### STATED GOAL
Output every line of the data exactly as it appears.
[Start of MATERIAL]
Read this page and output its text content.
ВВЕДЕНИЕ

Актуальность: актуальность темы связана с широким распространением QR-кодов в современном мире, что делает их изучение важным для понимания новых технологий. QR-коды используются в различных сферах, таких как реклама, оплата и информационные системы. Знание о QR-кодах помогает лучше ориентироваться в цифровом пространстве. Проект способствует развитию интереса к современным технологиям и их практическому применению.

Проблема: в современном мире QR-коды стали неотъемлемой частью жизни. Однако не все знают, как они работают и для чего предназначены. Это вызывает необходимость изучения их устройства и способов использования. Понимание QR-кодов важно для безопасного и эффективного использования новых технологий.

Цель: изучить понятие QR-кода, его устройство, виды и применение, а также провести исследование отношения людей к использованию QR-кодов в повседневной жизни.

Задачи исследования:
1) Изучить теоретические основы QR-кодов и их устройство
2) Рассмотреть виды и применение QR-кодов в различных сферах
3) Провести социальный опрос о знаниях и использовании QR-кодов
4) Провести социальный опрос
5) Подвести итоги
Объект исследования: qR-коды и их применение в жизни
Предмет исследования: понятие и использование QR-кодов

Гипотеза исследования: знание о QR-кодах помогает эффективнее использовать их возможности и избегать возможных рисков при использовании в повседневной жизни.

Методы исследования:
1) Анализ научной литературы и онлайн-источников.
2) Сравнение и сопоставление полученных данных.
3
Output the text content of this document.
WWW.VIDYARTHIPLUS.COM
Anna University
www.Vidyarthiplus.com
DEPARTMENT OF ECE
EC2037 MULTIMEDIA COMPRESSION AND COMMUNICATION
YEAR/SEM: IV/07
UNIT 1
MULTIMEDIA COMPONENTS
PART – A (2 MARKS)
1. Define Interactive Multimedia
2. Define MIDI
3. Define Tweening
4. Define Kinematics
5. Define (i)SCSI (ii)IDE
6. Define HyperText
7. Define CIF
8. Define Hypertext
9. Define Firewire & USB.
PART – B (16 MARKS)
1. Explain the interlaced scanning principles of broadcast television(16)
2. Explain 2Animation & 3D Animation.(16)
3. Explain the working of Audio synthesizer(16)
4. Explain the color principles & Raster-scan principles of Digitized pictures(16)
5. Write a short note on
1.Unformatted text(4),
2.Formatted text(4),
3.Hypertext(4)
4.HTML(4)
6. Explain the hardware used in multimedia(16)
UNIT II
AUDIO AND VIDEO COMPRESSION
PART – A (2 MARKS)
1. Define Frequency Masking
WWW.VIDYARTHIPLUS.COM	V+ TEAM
[End of MATERIAL]
### TASK ANSWER
Read this page and output its text content.
ВВЕДЕНИЕ

Актуальность: актуальность темы связана с широким распространением QR-кодов в современном мире, что делает их изучение важным для понимания новых технологий. QR-коды используются в различных сферах, таких как реклама, оплата и информационные системы. Знание о QR-кодах помогает лучше ориентироваться в цифровом пространстве. Проект способствует развитию интереса к современным технологиям и их практическому применению.

Проблема: в современном мире QR-коды стали неотъемлемой частью жизни. Однако не все знают, как они работают и для чего предназначены. Это вызывает необходимость изучения их устройства и способов использования. Понимание QR-кодов важно для безопасного и эффективного использования новых технологий.

Цель: изучить понятие QR-кода, его устройство, виды и применение, а также провести исследование отношения людей к использованию QR-кодов в повседневной жизни.

Задачи исследования:
1) Изучить теоретические основы QR-кодов и их устройство
2) Рассмотреть виды и применение QR-кодов в различных сферах
3) Провести социальный опрос о знаниях и использовании QR-кодов
4) Провести социальный опрос
5) Подвести итоги
Объект исследования: qR-коды и их применение в жизни
Предмет исследования: понятие и использование QR-кодов

Гипотеза исследования: знание о QR-кодах помогает эффективнее использовать их возможности и избегать возможных рисков при использовании в повседневной жизни.

Методы исследования:
1) Анализ научной литературы и онлайн-источников.
2) Сравнение и сопоставление полученных данных.
3
Output the text content of this document.
WWW.VIDYARTHIPLUS.COM
Anna University
www.Vidyarthiplus.com
DEPARTMENT OF ECE
EC2037 MULTIMEDIA COMPRESSION AND COMMUNICATION
YEAR/SEM: IV/07
UNIT 1
MULTIMEDIA COMPONENTS
PART – A (2 MARKS)
1. Define Interactive Multimedia
2. Define MIDI
3. Define Tweening
4. Define Kinematics
5. Define (i)SCSI (ii)IDE
6. Define HyperText
7. Define CIF
8. Define Hypertext
9. Define Firewire & USB.
PART – B (16 MARKS)
1. Explain the interlaced scanning principles of broadcast television(16)
2. Explain 2Animation & 3D Animation.(16)
3. Explain the working of Audio synthesizer(16)
4. Explain the color principles & Raster-scan principles of Digitized pictures(16)
5. Write a short note on
1.Unformatted text(4),
2.Formatted text(4),
3.Hypertext(4)
4.HTML(4)
6. Explain the hardware used in multimedia(16)
UNIT II
AUDIO AND VIDEO COMPRESSION
PART – A (2 MARKS)
1. Define Frequency Masking
WWW.VIDYARTHIPLUS.COM	V+ TEAM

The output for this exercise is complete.